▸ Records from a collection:
....................

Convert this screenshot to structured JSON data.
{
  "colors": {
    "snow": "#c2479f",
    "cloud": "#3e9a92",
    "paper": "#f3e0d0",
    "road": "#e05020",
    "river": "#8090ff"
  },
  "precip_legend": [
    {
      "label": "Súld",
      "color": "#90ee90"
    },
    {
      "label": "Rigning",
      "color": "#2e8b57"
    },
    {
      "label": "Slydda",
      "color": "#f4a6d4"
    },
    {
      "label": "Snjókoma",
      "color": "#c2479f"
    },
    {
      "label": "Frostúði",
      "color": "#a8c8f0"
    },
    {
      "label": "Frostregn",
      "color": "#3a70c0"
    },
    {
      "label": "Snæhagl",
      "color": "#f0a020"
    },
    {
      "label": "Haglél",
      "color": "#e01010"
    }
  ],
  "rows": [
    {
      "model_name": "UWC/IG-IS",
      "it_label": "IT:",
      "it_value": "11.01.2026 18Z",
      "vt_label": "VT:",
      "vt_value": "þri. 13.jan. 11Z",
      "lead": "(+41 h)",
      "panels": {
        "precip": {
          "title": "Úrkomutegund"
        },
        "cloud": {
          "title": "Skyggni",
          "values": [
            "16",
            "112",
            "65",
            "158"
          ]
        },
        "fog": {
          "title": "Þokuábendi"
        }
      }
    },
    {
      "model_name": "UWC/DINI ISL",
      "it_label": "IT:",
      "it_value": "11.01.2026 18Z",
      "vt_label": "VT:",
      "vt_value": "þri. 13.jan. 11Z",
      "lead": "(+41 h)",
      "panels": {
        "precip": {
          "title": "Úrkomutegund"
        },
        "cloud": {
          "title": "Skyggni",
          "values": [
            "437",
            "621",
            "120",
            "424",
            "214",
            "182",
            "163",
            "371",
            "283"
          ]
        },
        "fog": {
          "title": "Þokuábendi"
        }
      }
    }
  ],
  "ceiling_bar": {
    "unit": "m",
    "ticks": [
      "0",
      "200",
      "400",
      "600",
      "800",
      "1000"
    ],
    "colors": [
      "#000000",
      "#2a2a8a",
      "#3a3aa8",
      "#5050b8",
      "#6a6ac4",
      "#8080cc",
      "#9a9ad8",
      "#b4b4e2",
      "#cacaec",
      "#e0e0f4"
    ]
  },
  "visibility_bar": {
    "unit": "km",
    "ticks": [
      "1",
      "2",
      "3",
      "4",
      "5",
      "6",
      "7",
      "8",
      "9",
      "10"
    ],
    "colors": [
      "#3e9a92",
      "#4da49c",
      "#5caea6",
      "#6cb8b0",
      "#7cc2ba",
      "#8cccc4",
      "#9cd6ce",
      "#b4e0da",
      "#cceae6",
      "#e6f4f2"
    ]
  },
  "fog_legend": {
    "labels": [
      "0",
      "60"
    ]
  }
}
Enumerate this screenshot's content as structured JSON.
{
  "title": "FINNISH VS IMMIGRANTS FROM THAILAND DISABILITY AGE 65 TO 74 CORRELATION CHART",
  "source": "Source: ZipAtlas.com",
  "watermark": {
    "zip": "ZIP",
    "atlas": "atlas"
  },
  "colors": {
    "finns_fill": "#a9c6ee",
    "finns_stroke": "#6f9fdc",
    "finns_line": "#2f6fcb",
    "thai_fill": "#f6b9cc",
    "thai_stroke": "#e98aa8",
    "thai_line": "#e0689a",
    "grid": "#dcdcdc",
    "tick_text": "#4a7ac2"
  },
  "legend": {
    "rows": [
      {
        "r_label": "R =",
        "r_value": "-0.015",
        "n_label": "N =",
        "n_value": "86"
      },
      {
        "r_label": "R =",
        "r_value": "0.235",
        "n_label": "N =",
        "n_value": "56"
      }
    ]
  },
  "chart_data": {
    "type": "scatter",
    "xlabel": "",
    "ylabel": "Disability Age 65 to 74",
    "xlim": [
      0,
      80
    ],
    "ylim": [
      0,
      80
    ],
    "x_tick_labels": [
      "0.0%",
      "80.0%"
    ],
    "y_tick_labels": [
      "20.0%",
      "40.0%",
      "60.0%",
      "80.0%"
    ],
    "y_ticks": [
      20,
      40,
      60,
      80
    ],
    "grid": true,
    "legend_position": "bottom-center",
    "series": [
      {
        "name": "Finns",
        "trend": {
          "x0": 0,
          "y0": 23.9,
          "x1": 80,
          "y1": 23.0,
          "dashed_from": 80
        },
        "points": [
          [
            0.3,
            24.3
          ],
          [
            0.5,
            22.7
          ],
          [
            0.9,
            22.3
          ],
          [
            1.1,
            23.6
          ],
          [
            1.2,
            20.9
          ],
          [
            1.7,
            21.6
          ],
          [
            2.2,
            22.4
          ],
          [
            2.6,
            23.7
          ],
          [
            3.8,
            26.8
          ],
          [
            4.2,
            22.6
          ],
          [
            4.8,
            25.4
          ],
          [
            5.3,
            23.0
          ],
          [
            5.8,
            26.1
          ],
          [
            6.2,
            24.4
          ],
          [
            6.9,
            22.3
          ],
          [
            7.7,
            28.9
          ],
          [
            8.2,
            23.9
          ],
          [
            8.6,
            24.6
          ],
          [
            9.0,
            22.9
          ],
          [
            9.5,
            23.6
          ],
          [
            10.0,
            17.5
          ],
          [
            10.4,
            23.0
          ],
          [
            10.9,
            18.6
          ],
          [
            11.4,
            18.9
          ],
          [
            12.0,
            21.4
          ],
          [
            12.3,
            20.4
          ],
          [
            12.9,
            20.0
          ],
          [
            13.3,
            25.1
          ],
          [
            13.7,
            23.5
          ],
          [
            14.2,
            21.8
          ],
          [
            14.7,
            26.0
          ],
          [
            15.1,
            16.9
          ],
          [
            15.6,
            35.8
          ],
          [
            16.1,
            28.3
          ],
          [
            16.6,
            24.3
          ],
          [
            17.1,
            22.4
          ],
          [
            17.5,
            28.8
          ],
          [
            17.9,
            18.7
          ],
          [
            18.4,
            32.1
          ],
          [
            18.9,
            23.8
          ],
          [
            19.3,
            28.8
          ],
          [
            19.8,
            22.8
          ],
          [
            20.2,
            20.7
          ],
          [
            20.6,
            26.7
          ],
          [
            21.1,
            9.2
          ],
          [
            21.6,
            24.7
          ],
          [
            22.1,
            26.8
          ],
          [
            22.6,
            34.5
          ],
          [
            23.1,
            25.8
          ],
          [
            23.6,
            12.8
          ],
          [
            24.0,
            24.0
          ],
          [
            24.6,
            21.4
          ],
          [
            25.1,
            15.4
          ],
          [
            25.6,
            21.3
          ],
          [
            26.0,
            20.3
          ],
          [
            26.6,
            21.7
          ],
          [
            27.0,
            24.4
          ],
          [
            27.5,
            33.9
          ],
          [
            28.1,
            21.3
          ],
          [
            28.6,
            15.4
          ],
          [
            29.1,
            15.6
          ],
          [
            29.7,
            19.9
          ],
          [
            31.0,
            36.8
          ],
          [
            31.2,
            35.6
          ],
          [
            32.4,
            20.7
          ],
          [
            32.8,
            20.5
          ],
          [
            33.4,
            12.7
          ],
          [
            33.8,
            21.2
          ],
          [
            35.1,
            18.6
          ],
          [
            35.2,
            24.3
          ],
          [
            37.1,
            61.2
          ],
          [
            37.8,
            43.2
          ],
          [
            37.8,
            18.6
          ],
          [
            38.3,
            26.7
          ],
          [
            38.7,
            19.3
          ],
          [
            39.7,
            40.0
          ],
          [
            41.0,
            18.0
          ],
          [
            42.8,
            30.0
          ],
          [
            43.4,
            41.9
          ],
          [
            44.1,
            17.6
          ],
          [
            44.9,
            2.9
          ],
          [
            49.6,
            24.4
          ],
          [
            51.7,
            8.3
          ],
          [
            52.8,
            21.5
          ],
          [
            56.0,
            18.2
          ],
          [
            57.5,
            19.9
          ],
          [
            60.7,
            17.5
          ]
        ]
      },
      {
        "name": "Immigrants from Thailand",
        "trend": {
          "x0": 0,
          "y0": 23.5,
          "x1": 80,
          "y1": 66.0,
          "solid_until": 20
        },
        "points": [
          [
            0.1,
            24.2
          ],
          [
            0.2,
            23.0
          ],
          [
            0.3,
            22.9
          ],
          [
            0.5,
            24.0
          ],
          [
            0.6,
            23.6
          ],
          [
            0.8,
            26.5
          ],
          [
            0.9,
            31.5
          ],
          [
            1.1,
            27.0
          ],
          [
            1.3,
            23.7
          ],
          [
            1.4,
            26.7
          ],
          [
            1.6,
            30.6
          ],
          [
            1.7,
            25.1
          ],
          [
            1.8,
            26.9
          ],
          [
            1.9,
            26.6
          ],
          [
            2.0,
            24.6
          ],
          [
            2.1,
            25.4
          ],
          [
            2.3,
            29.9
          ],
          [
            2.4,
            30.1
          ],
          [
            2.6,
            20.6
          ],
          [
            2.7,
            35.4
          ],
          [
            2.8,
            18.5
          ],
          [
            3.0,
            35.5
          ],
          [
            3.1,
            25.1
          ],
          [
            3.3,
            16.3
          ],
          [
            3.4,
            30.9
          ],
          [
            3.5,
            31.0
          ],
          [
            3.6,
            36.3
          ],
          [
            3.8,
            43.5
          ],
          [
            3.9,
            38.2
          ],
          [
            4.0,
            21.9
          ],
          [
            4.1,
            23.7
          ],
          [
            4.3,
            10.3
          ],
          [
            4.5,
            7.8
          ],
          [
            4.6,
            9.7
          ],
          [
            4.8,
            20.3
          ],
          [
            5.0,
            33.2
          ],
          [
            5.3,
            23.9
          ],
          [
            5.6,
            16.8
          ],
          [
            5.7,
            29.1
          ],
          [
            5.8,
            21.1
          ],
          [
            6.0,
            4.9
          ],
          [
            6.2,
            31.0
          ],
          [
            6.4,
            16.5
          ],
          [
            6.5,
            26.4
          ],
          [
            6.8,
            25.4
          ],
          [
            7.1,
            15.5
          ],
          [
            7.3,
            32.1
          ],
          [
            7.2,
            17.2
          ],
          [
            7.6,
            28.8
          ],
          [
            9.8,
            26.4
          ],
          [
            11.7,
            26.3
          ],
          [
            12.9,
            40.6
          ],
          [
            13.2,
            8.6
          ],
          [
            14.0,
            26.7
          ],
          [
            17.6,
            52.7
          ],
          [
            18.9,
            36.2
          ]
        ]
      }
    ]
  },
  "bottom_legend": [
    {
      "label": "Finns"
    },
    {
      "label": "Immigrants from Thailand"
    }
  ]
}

....................

▸ Task statement:
Look above for lines with the word "this" and copy them all.

▸ The answer:
Convert this screenshot to structured JSON data.
Enumerate this screenshot's content as structured JSON.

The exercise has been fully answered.